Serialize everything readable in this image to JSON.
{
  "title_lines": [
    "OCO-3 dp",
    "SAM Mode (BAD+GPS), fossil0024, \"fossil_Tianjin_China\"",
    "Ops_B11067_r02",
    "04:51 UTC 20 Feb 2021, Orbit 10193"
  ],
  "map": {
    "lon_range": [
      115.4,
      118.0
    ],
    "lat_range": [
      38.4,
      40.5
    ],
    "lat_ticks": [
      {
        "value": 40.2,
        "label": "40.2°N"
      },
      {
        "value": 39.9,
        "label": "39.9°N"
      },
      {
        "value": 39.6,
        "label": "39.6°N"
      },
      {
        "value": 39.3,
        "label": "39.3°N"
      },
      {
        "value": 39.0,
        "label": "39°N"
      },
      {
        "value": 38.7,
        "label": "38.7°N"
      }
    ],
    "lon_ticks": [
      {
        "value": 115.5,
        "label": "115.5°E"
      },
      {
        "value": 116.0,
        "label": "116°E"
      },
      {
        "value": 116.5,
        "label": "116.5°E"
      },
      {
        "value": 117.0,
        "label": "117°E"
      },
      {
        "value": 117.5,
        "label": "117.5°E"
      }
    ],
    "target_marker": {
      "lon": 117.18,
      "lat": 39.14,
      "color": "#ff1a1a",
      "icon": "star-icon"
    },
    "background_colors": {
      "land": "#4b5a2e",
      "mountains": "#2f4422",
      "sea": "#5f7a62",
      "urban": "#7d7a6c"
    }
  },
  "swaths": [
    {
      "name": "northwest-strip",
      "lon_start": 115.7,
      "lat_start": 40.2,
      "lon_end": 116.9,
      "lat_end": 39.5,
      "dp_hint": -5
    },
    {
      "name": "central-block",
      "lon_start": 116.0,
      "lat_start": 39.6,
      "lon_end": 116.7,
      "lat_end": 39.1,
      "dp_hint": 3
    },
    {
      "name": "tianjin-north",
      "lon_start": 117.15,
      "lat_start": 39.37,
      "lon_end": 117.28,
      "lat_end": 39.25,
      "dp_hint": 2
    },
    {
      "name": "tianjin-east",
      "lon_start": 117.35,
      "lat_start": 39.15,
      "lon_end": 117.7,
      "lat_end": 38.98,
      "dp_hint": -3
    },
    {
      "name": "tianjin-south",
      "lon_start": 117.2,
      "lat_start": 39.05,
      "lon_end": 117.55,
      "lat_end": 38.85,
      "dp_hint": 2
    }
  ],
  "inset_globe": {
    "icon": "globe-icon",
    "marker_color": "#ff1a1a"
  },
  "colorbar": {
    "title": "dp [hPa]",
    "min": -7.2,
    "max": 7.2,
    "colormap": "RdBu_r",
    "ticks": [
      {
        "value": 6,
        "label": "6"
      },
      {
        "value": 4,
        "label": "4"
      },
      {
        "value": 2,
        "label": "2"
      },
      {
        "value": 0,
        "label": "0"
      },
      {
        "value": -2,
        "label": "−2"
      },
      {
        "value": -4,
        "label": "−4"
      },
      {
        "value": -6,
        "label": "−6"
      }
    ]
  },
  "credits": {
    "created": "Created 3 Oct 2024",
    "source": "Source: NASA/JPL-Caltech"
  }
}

—————

→ DIRECTIVE:
All of the data needs to be printed once more, exactly.

→ TASK RESULT:
Serialize everything readable in this image to JSON.
{
  "title_lines": [
    "OCO-3 dp",
    "SAM Mode (BAD+GPS), fossil0024, \"fossil_Tianjin_China\"",
    "Ops_B11067_r02",
    "04:51 UTC 20 Feb 2021, Orbit 10193"
  ],
  "map": {
    "lon_range": [
      115.4,
      118.0
    ],
    "lat_range": [
      38.4,
      40.5
    ],
    "lat_ticks": [
      {
        "value": 40.2,
        "label": "40.2°N"
      },
      {
        "value": 39.9,
        "label": "39.9°N"
      },
      {
        "value": 39.6,
        "label": "39.6°N"
      },
      {
        "value": 39.3,
        "label": "39.3°N"
      },
      {
        "value": 39.0,
        "label": "39°N"
      },
      {
        "value": 38.7,
        "label": "38.7°N"
      }
    ],
    "lon_ticks": [
      {
        "value": 115.5,
        "label": "115.5°E"
      },
      {
        "value": 116.0,
        "label": "116°E"
      },
      {
        "value": 116.5,
        "label": "116.5°E"
      },
      {
        "value": 117.0,
        "label": "117°E"
      },
      {
        "value": 117.5,
        "label": "117.5°E"
      }
    ],
    "target_marker": {
      "lon": 117.18,
      "lat": 39.14,
      "color": "#ff1a1a",
      "icon": "star-icon"
    },
    "background_colors": {
      "land": "#4b5a2e",
      "mountains": "#2f4422",
      "sea": "#5f7a62",
      "urban": "#7d7a6c"
    }
  },
  "swaths": [
    {
      "name": "northwest-strip",
      "lon_start": 115.7,
      "lat_start": 40.2,
      "lon_end": 116.9,
      "lat_end": 39.5,
      "dp_hint": -5
    },
    {
      "name": "central-block",
      "lon_start": 116.0,
      "lat_start": 39.6,
      "lon_end": 116.7,
      "lat_end": 39.1,
      "dp_hint": 3
    },
    {
      "name": "tianjin-north",
      "lon_start": 117.15,
      "lat_start": 39.37,
      "lon_end": 117.28,
      "lat_end": 39.25,
      "dp_hint": 2
    },
    {
      "name": "tianjin-east",
      "lon_start": 117.35,
      "lat_start": 39.15,
      "lon_end": 117.7,
      "lat_end": 38.98,
      "dp_hint": -3
    },
    {
      "name": "tianjin-south",
      "lon_start": 117.2,
      "lat_start": 39.05,
      "lon_end": 117.55,
      "lat_end": 38.85,
      "dp_hint": 2
    }
  ],
  "inset_globe": {
    "icon": "globe-icon",
    "marker_color": "#ff1a1a"
  },
  "colorbar": {
    "title": "dp [hPa]",
    "min": -7.2,
    "max": 7.2,
    "colormap": "RdBu_r",
    "ticks": [
      {
        "value": 6,
        "label": "6"
      },
      {
        "value": 4,
        "label": "4"
      },
      {
        "value": 2,
        "label": "2"
      },
      {
        "value": 0,
        "label": "0"
      },
      {
        "value": -2,
        "label": "−2"
      },
      {
        "value": -4,
        "label": "−4"
      },
      {
        "value": -6,
        "label": "−6"
      }
    ]
  },
  "credits": {
    "created": "Created 3 Oct 2024",
    "source": "Source: NASA/JPL-Caltech"
  }
}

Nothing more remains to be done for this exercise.